## start DATA SECTION

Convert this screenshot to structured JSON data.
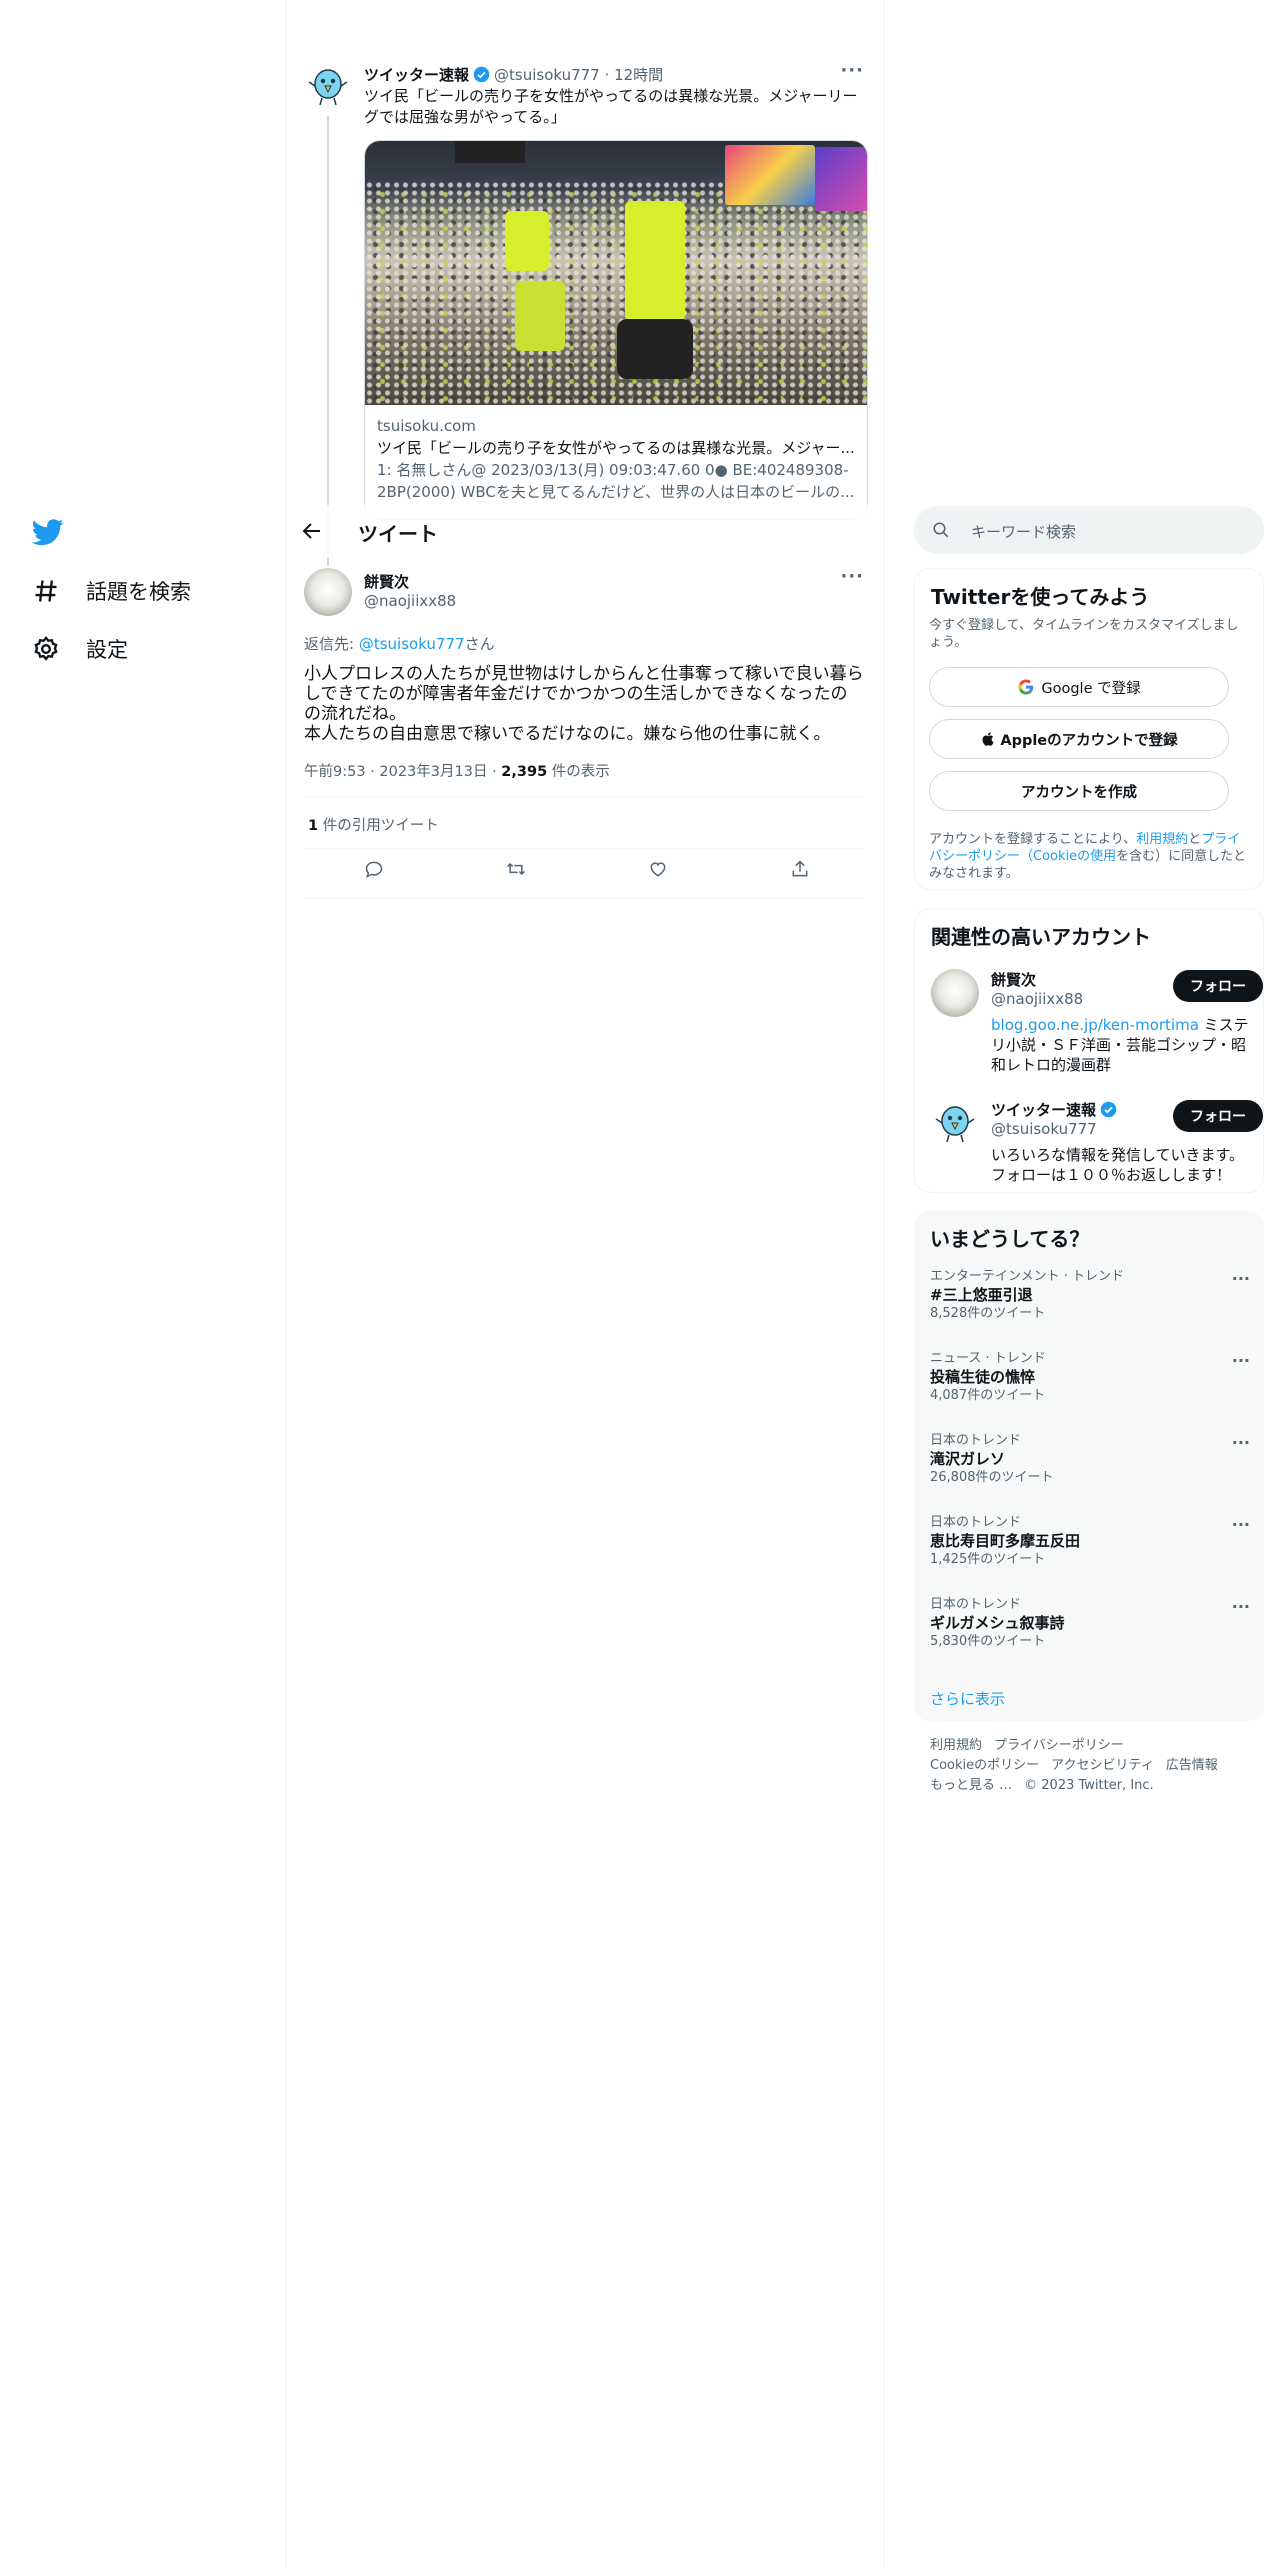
{
  "nav": {
    "items": [
      {
        "label": "話題を検索",
        "icon": "hashtag-icon"
      },
      {
        "label": "設定",
        "icon": "gear-icon"
      }
    ]
  },
  "parent_tweet": {
    "name": "ツイッター速報",
    "handle": "@tsuisoku777",
    "time": "12時間",
    "text": "ツイ民「ビールの売り子を女性がやってるのは異様な光景。メジャーリーグでは屈強な男がやってる。」",
    "card": {
      "domain": "tsuisoku.com",
      "title": "ツイ民「ビールの売り子を女性がやってるのは異様な光景。メジャー...",
      "description": "1: 名無しさん@ 2023/03/13(月) 09:03:47.60 0● BE:402489308-2BP(2000) WBCを夫と見てるんだけど、世界の人は日本のビールの..."
    }
  },
  "header": {
    "title": "ツイート"
  },
  "focus_tweet": {
    "name": "餅賢次",
    "handle": "@naojiixx88",
    "reply_prefix": "返信先: ",
    "reply_handle": "@tsuisoku777",
    "reply_suffix": "さん",
    "text": "小人プロレスの人たちが見世物はけしからんと仕事奪って稼いで良い暮らしできてたのが障害者年金だけでかつかつの生活しかできなくなったのの流れだね。\n本人たちの自由意思で稼いでるだけなのに。嫌なら他の仕事に就く。",
    "time": "午前9:53",
    "date": "2023年3月13日",
    "views_count": "2,395",
    "views_label": " 件の表示",
    "quote_count": "1",
    "quote_label": " 件の引用ツイート"
  },
  "search": {
    "placeholder": "キーワード検索"
  },
  "signup": {
    "title": "Twitterを使ってみよう",
    "subtitle": "今すぐ登録して、タイムラインをカスタマイズしましょう。",
    "google_label": "Google で登録",
    "apple_label": "Appleのアカウントで登録",
    "create_label": "アカウントを作成",
    "note_prefix": "アカウントを登録することにより、",
    "terms_link": "利用規約",
    "and": "と",
    "privacy_link": "プライバシーポリシー（Cookieの使用",
    "note_suffix": "を含む）に同意したとみなされます。"
  },
  "relevant": {
    "title": "関連性の高いアカウント",
    "follow_label": "フォロー",
    "accounts": [
      {
        "name": "餅賢次",
        "handle": "@naojiixx88",
        "link": "blog.goo.ne.jp/ken-mortima",
        "bio": " ミステリ小説・ＳＦ洋画・芸能ゴシップ・昭和レトロ的漫画群"
      },
      {
        "name": "ツイッター速報",
        "handle": "@tsuisoku777",
        "link": "",
        "bio": "いろいろな情報を発信していきます。フォローは１００％お返しします！"
      }
    ]
  },
  "trends": {
    "title": "いまどうしてる？",
    "items": [
      {
        "context": "エンターテインメント · トレンド",
        "title": "#三上悠亜引退",
        "count": "8,528件のツイート"
      },
      {
        "context": "ニュース · トレンド",
        "title": "投稿生徒の憔悴",
        "count": "4,087件のツイート"
      },
      {
        "context": "日本のトレンド",
        "title": "滝沢ガレソ",
        "count": "26,808件のツイート"
      },
      {
        "context": "日本のトレンド",
        "title": "恵比寿目町多摩五反田",
        "count": "1,425件のツイート"
      },
      {
        "context": "日本のトレンド",
        "title": "ギルガメシュ叙事詩",
        "count": "5,830件のツイート"
      }
    ],
    "show_more": "さらに表示"
  },
  "footer": {
    "links": [
      "利用規約",
      "プライバシーポリシー",
      "Cookieのポリシー",
      "アクセシビリティ",
      "広告情報",
      "もっと見る …",
      "© 2023 Twitter, Inc."
    ]
  },
  "colors": {
    "accent": "#1d9bf0",
    "text": "#0f1419",
    "secondary": "#536471"
  }
}
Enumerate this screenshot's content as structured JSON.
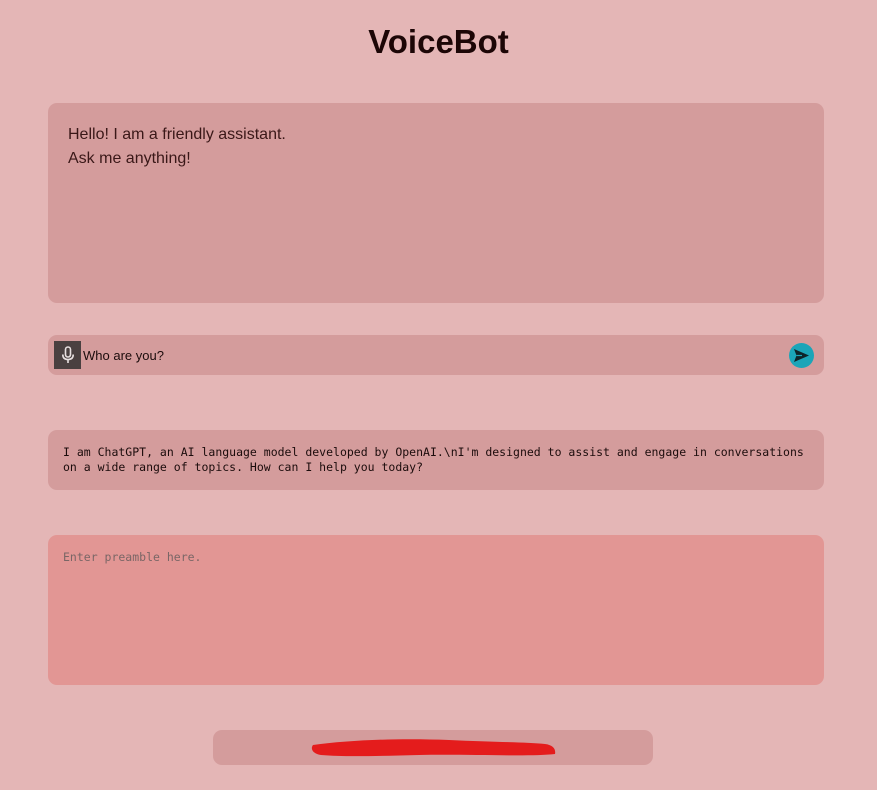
{
  "header": {
    "title": "VoiceBot"
  },
  "greeting": {
    "line1": "Hello! I am a friendly assistant.",
    "line2": "Ask me anything!"
  },
  "query": {
    "value": "Who are you?",
    "mic_icon": "microphone-icon",
    "send_icon": "send-icon"
  },
  "response": {
    "text": "I am ChatGPT, an AI language model developed by OpenAI.\\nI'm designed to assist and engage in conversations on a wide range of topics. How can I help you today?"
  },
  "preamble": {
    "placeholder": "Enter preamble here."
  },
  "colors": {
    "background": "#e4b6b6",
    "panel": "#d49c9c",
    "preamble": "#e29694",
    "send_button": "#1ba5b8",
    "mic_button": "#4a4040",
    "redaction": "#e41c1c"
  }
}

## end DATA SECTION

EXERCISE DESCRIPTION —
Reproduce every line exactly and omit all pictures.

RESPONSE TO THE TASK —
Convert this screenshot to structured JSON data.
{
  "nav": {
    "items": [
      {
        "label": "話題を検索",
        "icon": "hashtag-icon"
      },
      {
        "label": "設定",
        "icon": "gear-icon"
      }
    ]
  },
  "parent_tweet": {
    "name": "ツイッター速報",
    "handle": "@tsuisoku777",
    "time": "12時間",
    "text": "ツイ民「ビールの売り子を女性がやってるのは異様な光景。メジャーリーグでは屈強な男がやってる。」",
    "card": {
      "domain": "tsuisoku.com",
      "title": "ツイ民「ビールの売り子を女性がやってるのは異様な光景。メジャー...",
      "description": "1: 名無しさん@ 2023/03/13(月) 09:03:47.60 0● BE:402489308-2BP(2000) WBCを夫と見てるんだけど、世界の人は日本のビールの..."
    }
  },
  "header": {
    "title": "ツイート"
  },
  "focus_tweet": {
    "name": "餅賢次",
    "handle": "@naojiixx88",
    "reply_prefix": "返信先: ",
    "reply_handle": "@tsuisoku777",
    "reply_suffix": "さん",
    "text": "小人プロレスの人たちが見世物はけしからんと仕事奪って稼いで良い暮らしできてたのが障害者年金だけでかつかつの生活しかできなくなったのの流れだね。\n本人たちの自由意思で稼いでるだけなのに。嫌なら他の仕事に就く。",
    "time": "午前9:53",
    "date": "2023年3月13日",
    "views_count": "2,395",
    "views_label": " 件の表示",
    "quote_count": "1",
    "quote_label": " 件の引用ツイート"
  },
  "search": {
    "placeholder": "キーワード検索"
  },
  "signup": {
    "title": "Twitterを使ってみよう",
    "subtitle": "今すぐ登録して、タイムラインをカスタマイズしましょう。",
    "google_label": "Google で登録",
    "apple_label": "Appleのアカウントで登録",
    "create_label": "アカウントを作成",
    "note_prefix": "アカウントを登録することにより、",
    "terms_link": "利用規約",
    "and": "と",
    "privacy_link": "プライバシーポリシー（Cookieの使用",
    "note_suffix": "を含む）に同意したとみなされます。"
  },
  "relevant": {
    "title": "関連性の高いアカウント",
    "follow_label": "フォロー",
    "accounts": [
      {
        "name": "餅賢次",
        "handle": "@naojiixx88",
        "link": "blog.goo.ne.jp/ken-mortima",
        "bio": " ミステリ小説・ＳＦ洋画・芸能ゴシップ・昭和レトロ的漫画群"
      },
      {
        "name": "ツイッター速報",
        "handle": "@tsuisoku777",
        "link": "",
        "bio": "いろいろな情報を発信していきます。フォローは１００％お返しします！"
      }
    ]
  },
  "trends": {
    "title": "いまどうしてる？",
    "items": [
      {
        "context": "エンターテインメント · トレンド",
        "title": "#三上悠亜引退",
        "count": "8,528件のツイート"
      },
      {
        "context": "ニュース · トレンド",
        "title": "投稿生徒の憔悴",
        "count": "4,087件のツイート"
      },
      {
        "context": "日本のトレンド",
        "title": "滝沢ガレソ",
        "count": "26,808件のツイート"
      },
      {
        "context": "日本のトレンド",
        "title": "恵比寿目町多摩五反田",
        "count": "1,425件のツイート"
      },
      {
        "context": "日本のトレンド",
        "title": "ギルガメシュ叙事詩",
        "count": "5,830件のツイート"
      }
    ],
    "show_more": "さらに表示"
  },
  "footer": {
    "links": [
      "利用規約",
      "プライバシーポリシー",
      "Cookieのポリシー",
      "アクセシビリティ",
      "広告情報",
      "もっと見る …",
      "© 2023 Twitter, Inc."
    ]
  },
  "colors": {
    "accent": "#1d9bf0",
    "text": "#0f1419",
    "secondary": "#536471"
  }
}
Enumerate this screenshot's content as structured JSON.
{
  "header": {
    "title": "VoiceBot"
  },
  "greeting": {
    "line1": "Hello! I am a friendly assistant.",
    "line2": "Ask me anything!"
  },
  "query": {
    "value": "Who are you?",
    "mic_icon": "microphone-icon",
    "send_icon": "send-icon"
  },
  "response": {
    "text": "I am ChatGPT, an AI language model developed by OpenAI.\\nI'm designed to assist and engage in conversations on a wide range of topics. How can I help you today?"
  },
  "preamble": {
    "placeholder": "Enter preamble here."
  },
  "colors": {
    "background": "#e4b6b6",
    "panel": "#d49c9c",
    "preamble": "#e29694",
    "send_button": "#1ba5b8",
    "mic_button": "#4a4040",
    "redaction": "#e41c1c"
  }
}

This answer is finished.